[begin Extracted information]

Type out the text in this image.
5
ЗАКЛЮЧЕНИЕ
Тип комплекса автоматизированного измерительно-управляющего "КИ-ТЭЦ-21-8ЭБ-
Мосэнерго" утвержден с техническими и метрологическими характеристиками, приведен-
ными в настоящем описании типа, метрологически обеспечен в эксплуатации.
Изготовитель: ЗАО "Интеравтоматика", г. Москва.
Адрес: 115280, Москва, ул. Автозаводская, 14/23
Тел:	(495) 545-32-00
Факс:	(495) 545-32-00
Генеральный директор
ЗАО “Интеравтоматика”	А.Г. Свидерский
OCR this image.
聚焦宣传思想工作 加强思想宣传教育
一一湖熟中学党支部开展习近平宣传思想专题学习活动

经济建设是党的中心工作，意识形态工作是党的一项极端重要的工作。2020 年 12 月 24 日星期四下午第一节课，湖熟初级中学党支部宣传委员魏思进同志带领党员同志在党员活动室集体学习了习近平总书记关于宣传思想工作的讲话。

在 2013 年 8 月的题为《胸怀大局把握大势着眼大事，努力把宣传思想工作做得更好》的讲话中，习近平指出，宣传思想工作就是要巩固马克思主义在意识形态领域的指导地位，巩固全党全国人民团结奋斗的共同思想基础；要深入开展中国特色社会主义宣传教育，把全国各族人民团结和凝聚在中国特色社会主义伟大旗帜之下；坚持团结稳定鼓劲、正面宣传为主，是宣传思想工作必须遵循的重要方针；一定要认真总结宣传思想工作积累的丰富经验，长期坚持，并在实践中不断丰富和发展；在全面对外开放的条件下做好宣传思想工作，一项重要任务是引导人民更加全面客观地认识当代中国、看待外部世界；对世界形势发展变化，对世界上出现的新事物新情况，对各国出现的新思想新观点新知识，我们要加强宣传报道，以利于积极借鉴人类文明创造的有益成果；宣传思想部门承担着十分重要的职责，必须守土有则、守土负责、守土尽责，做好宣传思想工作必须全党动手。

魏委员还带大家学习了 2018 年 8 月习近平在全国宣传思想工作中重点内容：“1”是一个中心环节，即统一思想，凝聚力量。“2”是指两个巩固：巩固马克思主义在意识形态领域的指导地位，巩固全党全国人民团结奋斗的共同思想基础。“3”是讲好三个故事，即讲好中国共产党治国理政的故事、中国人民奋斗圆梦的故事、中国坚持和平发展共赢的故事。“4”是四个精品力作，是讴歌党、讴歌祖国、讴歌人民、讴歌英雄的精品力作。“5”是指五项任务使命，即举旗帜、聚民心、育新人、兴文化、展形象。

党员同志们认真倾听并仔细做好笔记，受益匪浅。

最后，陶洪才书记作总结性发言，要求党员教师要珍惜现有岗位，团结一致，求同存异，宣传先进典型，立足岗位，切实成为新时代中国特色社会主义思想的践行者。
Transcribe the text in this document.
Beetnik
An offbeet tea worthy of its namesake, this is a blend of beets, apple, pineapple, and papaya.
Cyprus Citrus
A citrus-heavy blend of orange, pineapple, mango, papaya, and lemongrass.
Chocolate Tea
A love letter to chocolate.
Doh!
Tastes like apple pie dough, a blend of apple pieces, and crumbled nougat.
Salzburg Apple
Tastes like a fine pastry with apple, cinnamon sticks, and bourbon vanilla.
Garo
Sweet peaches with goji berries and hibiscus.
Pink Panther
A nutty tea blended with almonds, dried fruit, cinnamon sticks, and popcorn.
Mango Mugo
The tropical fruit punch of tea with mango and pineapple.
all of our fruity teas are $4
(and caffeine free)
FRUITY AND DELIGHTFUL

[end Extracted information]

**Stated exercise**: Return every line of the material exactly.

**Full solution**:
Type out the text in this image.
5
ЗАКЛЮЧЕНИЕ
Тип комплекса автоматизированного измерительно-управляющего "КИ-ТЭЦ-21-8ЭБ-
Мосэнерго" утвержден с техническими и метрологическими характеристиками, приведен-
ными в настоящем описании типа, метрологически обеспечен в эксплуатации.
Изготовитель: ЗАО "Интеравтоматика", г. Москва.
Адрес: 115280, Москва, ул. Автозаводская, 14/23
Тел:	(495) 545-32-00
Факс:	(495) 545-32-00
Генеральный директор
ЗАО “Интеравтоматика”	А.Г. Свидерский
OCR this image.
聚焦宣传思想工作 加强思想宣传教育
一一湖熟中学党支部开展习近平宣传思想专题学习活动

经济建设是党的中心工作，意识形态工作是党的一项极端重要的工作。2020 年 12 月 24 日星期四下午第一节课，湖熟初级中学党支部宣传委员魏思进同志带领党员同志在党员活动室集体学习了习近平总书记关于宣传思想工作的讲话。

在 2013 年 8 月的题为《胸怀大局把握大势着眼大事，努力把宣传思想工作做得更好》的讲话中，习近平指出，宣传思想工作就是要巩固马克思主义在意识形态领域的指导地位，巩固全党全国人民团结奋斗的共同思想基础；要深入开展中国特色社会主义宣传教育，把全国各族人民团结和凝聚在中国特色社会主义伟大旗帜之下；坚持团结稳定鼓劲、正面宣传为主，是宣传思想工作必须遵循的重要方针；一定要认真总结宣传思想工作积累的丰富经验，长期坚持，并在实践中不断丰富和发展；在全面对外开放的条件下做好宣传思想工作，一项重要任务是引导人民更加全面客观地认识当代中国、看待外部世界；对世界形势发展变化，对世界上出现的新事物新情况，对各国出现的新思想新观点新知识，我们要加强宣传报道，以利于积极借鉴人类文明创造的有益成果；宣传思想部门承担着十分重要的职责，必须守土有则、守土负责、守土尽责，做好宣传思想工作必须全党动手。

魏委员还带大家学习了 2018 年 8 月习近平在全国宣传思想工作中重点内容：“1”是一个中心环节，即统一思想，凝聚力量。“2”是指两个巩固：巩固马克思主义在意识形态领域的指导地位，巩固全党全国人民团结奋斗的共同思想基础。“3”是讲好三个故事，即讲好中国共产党治国理政的故事、中国人民奋斗圆梦的故事、中国坚持和平发展共赢的故事。“4”是四个精品力作，是讴歌党、讴歌祖国、讴歌人民、讴歌英雄的精品力作。“5”是指五项任务使命，即举旗帜、聚民心、育新人、兴文化、展形象。

党员同志们认真倾听并仔细做好笔记，受益匪浅。

最后，陶洪才书记作总结性发言，要求党员教师要珍惜现有岗位，团结一致，求同存异，宣传先进典型，立足岗位，切实成为新时代中国特色社会主义思想的践行者。
Transcribe the text in this document.
Beetnik
An offbeet tea worthy of its namesake, this is a blend of beets, apple, pineapple, and papaya.
Cyprus Citrus
A citrus-heavy blend of orange, pineapple, mango, papaya, and lemongrass.
Chocolate Tea
A love letter to chocolate.
Doh!
Tastes like apple pie dough, a blend of apple pieces, and crumbled nougat.
Salzburg Apple
Tastes like a fine pastry with apple, cinnamon sticks, and bourbon vanilla.
Garo
Sweet peaches with goji berries and hibiscus.
Pink Panther
A nutty tea blended with almonds, dried fruit, cinnamon sticks, and popcorn.
Mango Mugo
The tropical fruit punch of tea with mango and pineapple.
all of our fruity teas are $4
(and caffeine free)
FRUITY AND DELIGHTFUL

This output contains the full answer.